INSTRUCTIONS FOR THE TASK
Only the pictures are omitted; repeat all other data exactly.

DATASET EXTRACT
***
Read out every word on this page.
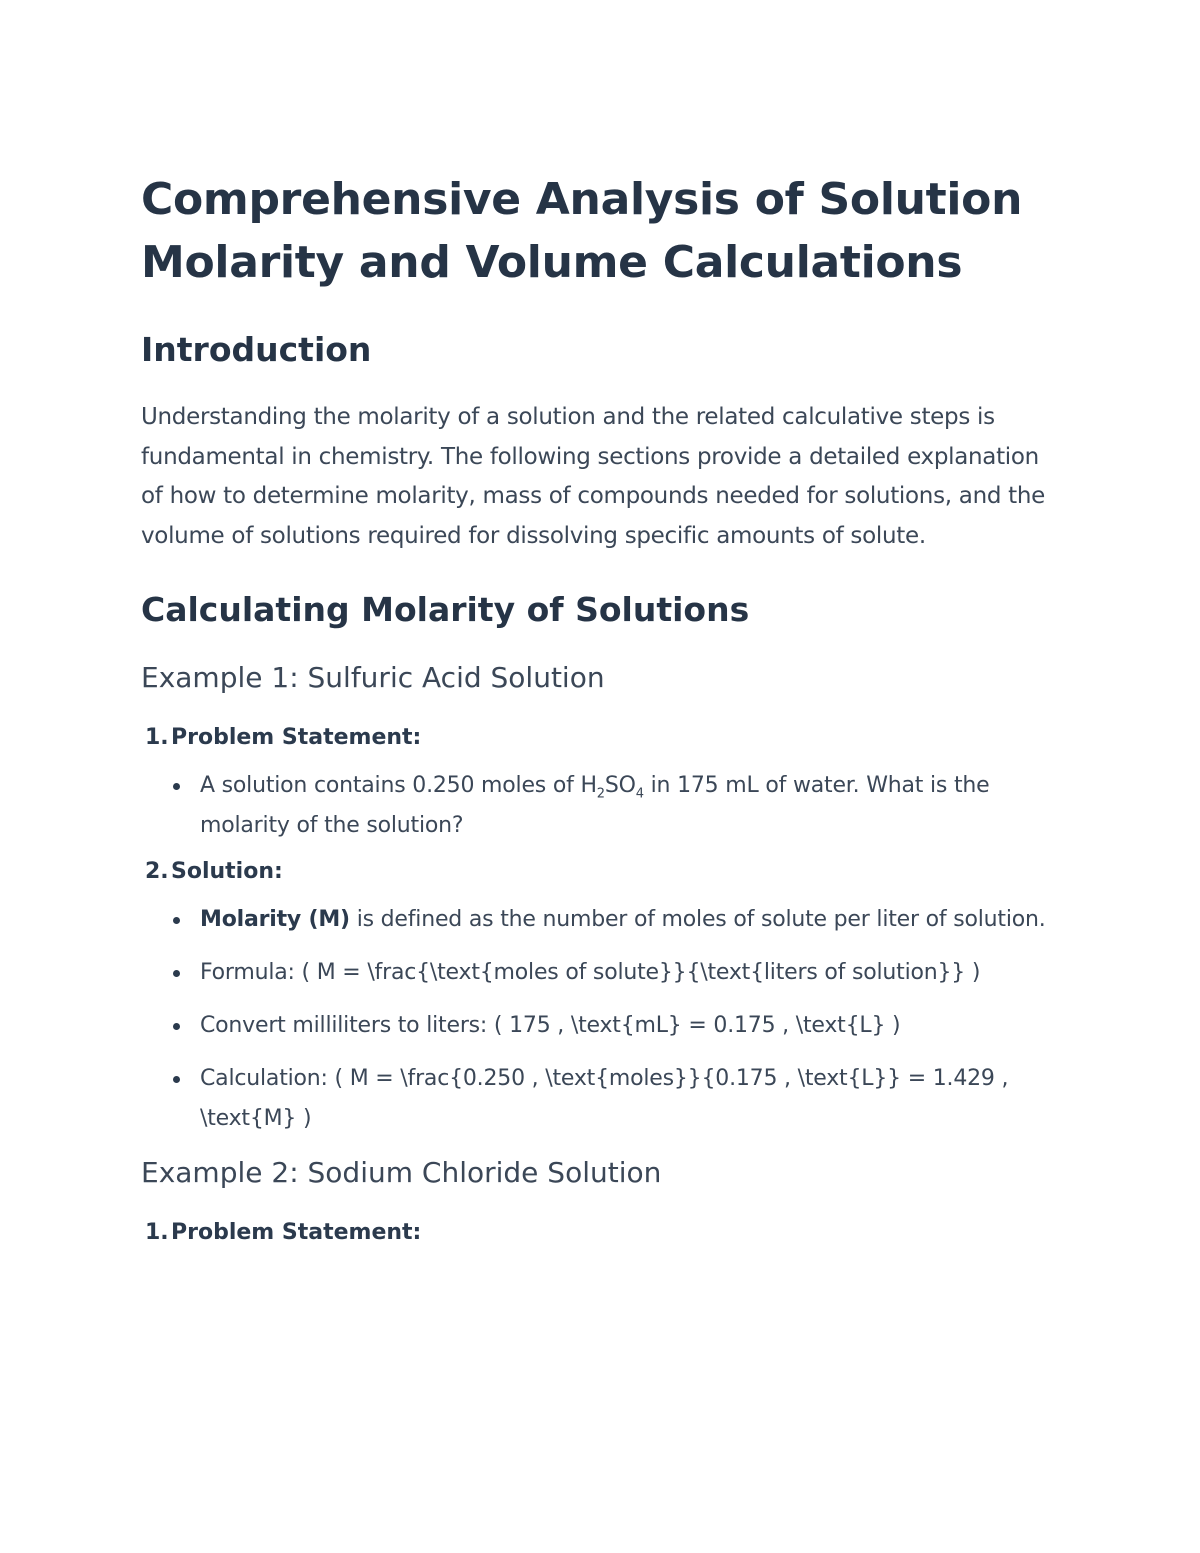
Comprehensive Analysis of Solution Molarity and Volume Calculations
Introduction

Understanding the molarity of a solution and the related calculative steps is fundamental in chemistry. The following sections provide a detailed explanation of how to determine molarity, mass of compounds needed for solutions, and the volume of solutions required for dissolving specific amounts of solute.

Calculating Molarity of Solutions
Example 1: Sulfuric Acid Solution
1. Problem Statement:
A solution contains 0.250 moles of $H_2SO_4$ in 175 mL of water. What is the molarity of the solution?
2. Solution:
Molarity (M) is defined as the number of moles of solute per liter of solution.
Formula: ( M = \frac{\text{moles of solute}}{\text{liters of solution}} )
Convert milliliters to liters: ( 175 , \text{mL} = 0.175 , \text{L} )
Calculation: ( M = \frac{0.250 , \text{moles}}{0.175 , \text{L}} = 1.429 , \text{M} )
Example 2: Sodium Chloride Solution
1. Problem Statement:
***
TASK SOLUTION
Read out every word on this page.
Comprehensive Analysis of Solution Molarity and Volume Calculations
Introduction

Understanding the molarity of a solution and the related calculative steps is fundamental in chemistry. The following sections provide a detailed explanation of how to determine molarity, mass of compounds needed for solutions, and the volume of solutions required for dissolving specific amounts of solute.

Calculating Molarity of Solutions
Example 1: Sulfuric Acid Solution
1. Problem Statement:
A solution contains 0.250 moles of $H_2SO_4$ in 175 mL of water. What is the molarity of the solution?
2. Solution:
Molarity (M) is defined as the number of moles of solute per liter of solution.
Formula: ( M = \frac{\text{moles of solute}}{\text{liters of solution}} )
Convert milliliters to liters: ( 175 , \text{mL} = 0.175 , \text{L} )
Calculation: ( M = \frac{0.250 , \text{moles}}{0.175 , \text{L}} = 1.429 , \text{M} )
Example 2: Sodium Chloride Solution
1. Problem Statement:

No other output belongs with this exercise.